═══ Data excerpts
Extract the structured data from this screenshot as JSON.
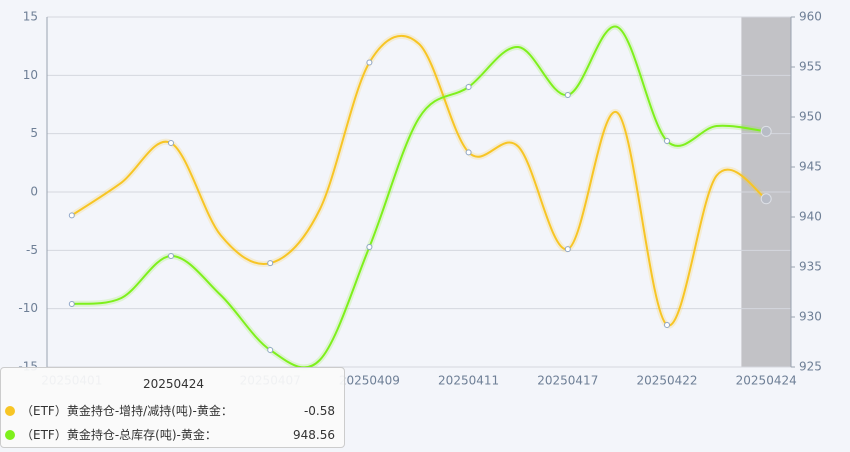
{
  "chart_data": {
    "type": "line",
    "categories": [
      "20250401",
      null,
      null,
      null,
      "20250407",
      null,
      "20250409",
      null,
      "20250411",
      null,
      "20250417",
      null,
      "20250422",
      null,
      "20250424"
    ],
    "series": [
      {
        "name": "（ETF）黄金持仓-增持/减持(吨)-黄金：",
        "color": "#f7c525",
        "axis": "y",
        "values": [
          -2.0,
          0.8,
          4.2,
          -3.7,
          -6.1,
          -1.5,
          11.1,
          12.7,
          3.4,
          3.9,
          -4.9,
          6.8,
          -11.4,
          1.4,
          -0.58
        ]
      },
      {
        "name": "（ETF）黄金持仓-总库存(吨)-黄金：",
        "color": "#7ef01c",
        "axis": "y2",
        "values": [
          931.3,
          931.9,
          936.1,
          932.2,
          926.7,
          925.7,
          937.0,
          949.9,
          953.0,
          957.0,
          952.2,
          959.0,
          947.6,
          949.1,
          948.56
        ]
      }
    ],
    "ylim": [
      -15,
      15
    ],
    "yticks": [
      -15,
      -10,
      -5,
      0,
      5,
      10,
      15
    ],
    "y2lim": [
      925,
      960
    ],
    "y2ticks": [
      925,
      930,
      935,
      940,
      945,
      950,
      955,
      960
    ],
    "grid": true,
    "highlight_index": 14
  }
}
══════
═══ Data excerpts
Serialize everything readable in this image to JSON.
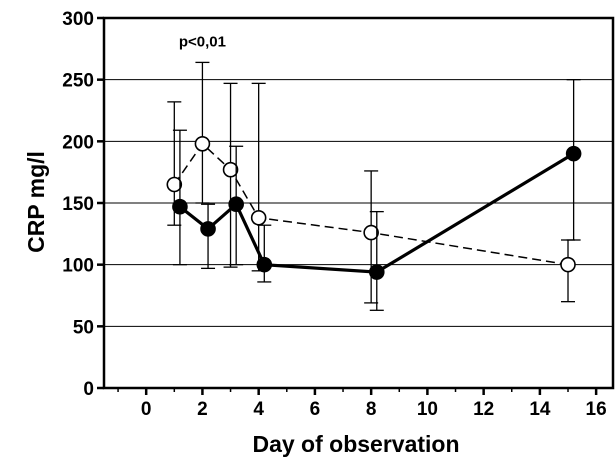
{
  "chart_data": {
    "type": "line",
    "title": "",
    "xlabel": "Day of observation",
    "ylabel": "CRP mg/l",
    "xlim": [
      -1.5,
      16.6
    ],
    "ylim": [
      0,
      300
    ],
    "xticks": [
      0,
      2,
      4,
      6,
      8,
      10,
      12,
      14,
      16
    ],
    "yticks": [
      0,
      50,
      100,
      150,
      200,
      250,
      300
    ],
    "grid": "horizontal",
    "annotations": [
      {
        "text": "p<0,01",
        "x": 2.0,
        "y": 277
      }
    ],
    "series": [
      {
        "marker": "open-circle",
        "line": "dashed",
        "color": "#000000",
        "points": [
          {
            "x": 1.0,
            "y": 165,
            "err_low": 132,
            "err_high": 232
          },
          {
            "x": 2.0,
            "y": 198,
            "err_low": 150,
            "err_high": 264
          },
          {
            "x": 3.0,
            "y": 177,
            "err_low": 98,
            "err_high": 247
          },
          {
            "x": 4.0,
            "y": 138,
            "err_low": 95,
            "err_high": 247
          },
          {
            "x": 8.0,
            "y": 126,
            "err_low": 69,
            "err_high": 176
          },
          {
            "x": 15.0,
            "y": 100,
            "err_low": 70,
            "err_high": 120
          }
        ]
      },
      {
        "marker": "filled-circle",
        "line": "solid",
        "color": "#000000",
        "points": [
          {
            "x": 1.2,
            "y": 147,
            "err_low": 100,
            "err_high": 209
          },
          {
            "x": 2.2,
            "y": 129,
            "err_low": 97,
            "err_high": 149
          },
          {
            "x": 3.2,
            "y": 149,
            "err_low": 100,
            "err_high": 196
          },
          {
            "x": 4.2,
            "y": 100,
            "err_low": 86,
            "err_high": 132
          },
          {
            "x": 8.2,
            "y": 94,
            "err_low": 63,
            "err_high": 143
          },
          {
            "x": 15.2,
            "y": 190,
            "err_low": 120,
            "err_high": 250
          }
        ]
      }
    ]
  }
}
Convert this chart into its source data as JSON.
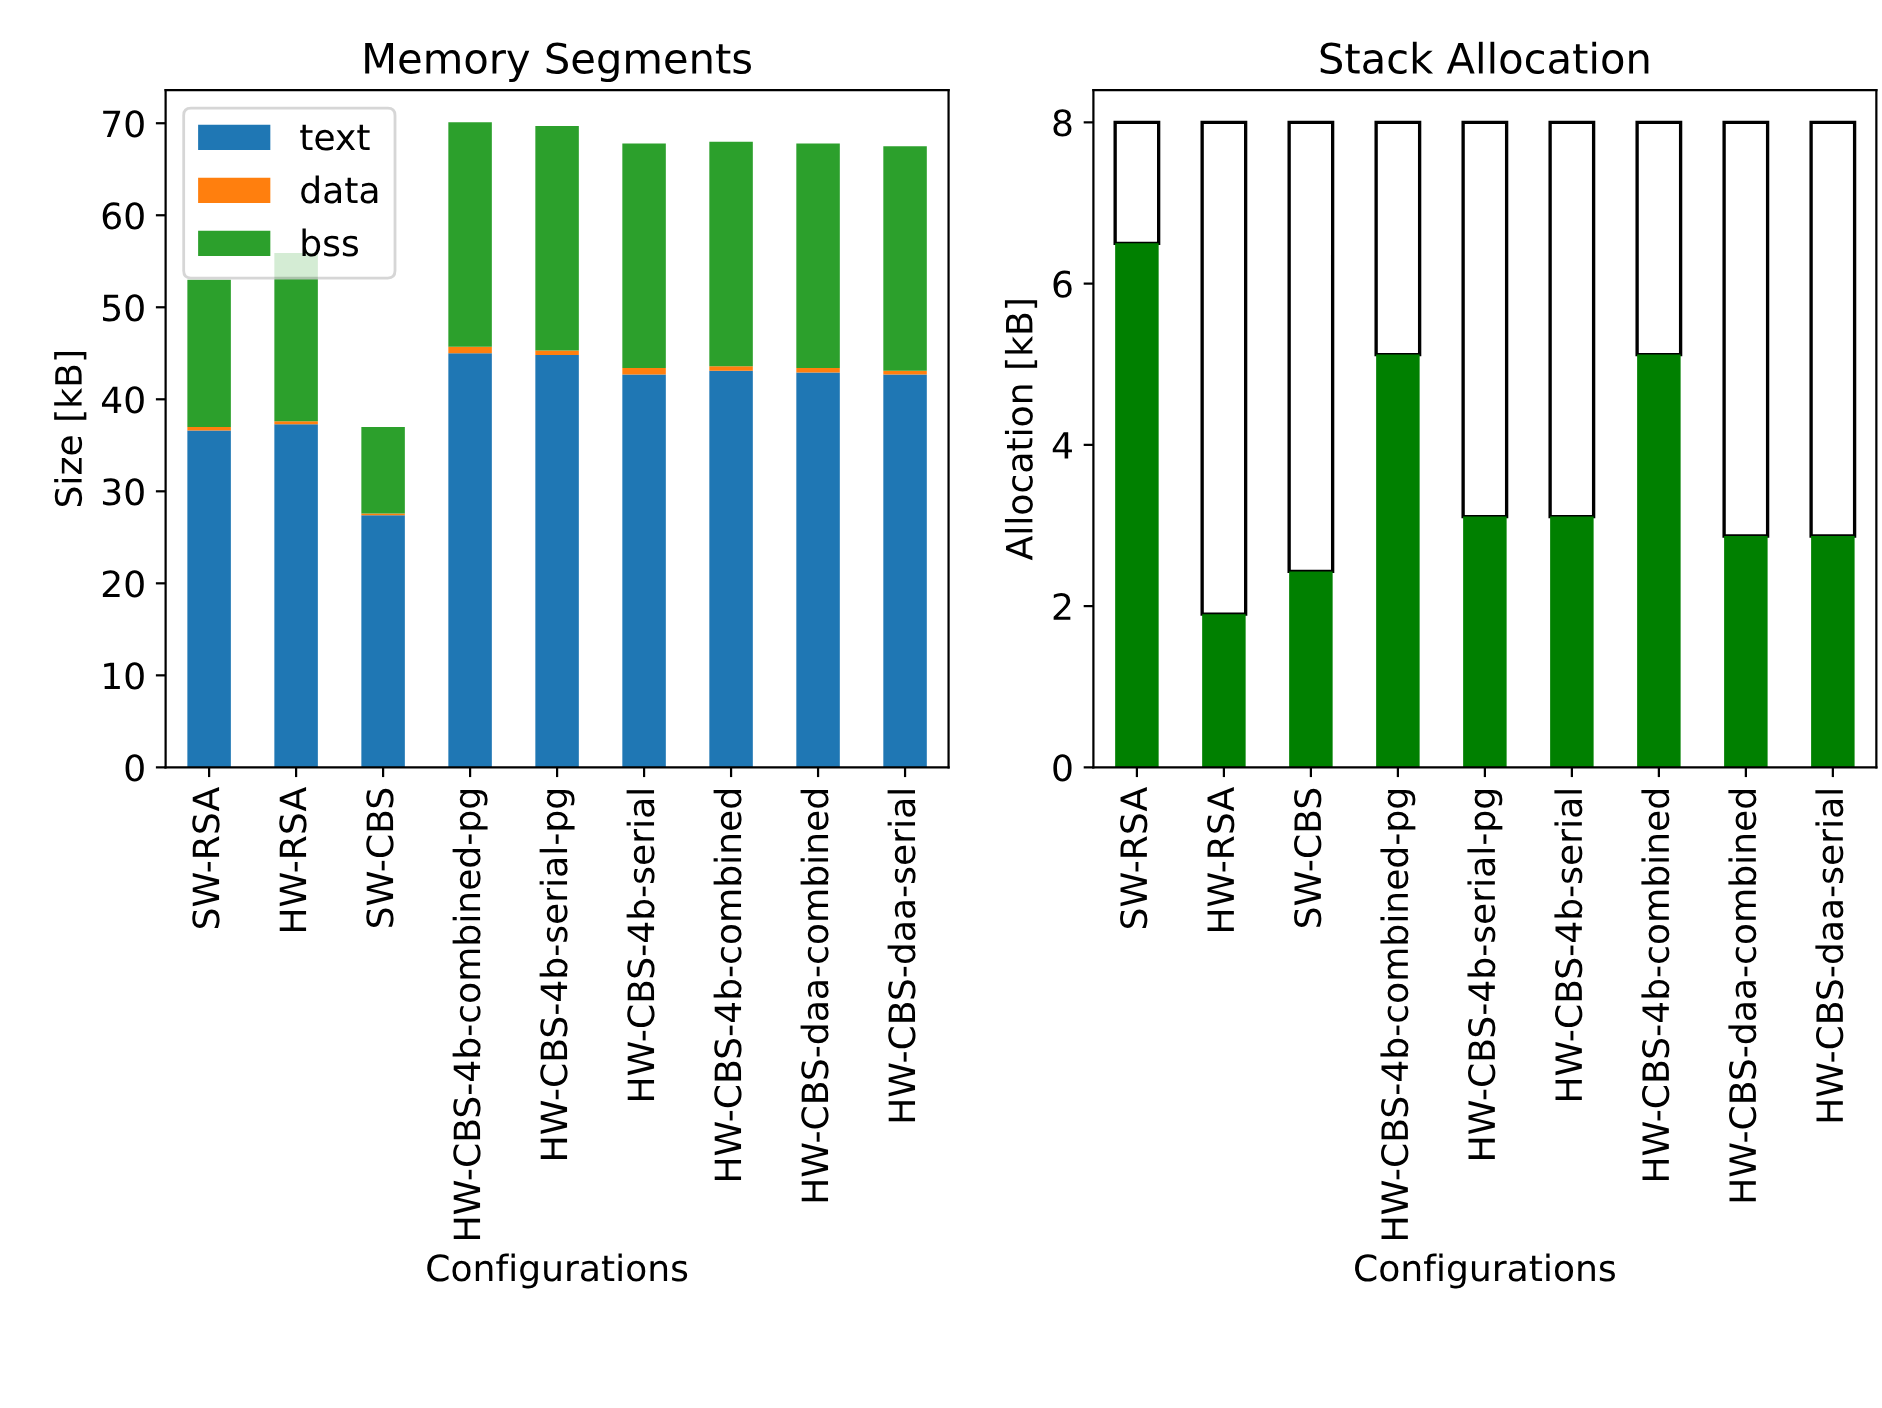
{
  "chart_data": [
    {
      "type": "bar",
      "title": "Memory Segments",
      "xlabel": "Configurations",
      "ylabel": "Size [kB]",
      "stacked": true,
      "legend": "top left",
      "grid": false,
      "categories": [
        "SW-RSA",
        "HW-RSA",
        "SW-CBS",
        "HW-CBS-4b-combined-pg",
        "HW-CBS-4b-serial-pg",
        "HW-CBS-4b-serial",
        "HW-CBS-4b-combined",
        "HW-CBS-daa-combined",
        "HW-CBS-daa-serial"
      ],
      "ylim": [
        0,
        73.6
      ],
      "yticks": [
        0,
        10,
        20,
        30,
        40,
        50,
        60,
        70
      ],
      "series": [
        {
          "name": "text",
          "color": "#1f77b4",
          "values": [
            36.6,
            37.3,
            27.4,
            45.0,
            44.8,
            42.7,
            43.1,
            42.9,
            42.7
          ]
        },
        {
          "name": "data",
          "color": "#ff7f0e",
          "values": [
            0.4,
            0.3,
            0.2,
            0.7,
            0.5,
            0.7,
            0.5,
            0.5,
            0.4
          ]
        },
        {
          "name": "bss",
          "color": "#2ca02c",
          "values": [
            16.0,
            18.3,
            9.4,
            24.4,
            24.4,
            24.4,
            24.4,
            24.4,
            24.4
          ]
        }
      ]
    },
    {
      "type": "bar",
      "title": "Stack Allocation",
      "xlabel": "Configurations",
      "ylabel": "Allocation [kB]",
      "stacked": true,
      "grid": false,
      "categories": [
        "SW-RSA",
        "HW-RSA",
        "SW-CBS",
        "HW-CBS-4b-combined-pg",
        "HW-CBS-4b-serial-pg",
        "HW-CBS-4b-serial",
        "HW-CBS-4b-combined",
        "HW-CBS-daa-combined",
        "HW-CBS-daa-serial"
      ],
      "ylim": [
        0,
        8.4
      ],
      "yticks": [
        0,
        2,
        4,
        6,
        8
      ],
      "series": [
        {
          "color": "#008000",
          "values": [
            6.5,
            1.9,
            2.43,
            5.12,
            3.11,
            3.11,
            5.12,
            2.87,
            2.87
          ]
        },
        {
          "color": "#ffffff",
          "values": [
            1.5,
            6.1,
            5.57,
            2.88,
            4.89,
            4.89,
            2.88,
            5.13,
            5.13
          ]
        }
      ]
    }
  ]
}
══════
Exercise brief —
Which lines contain "name"? Copy each of them out.

Task output —
        "name": "（ETF）黄金持仓-增持/减持(吨)-黄金：",
        "name": "（ETF）黄金持仓-总库存(吨)-黄金：",
          "name": "text",
          "name": "data",
          "name": "bss",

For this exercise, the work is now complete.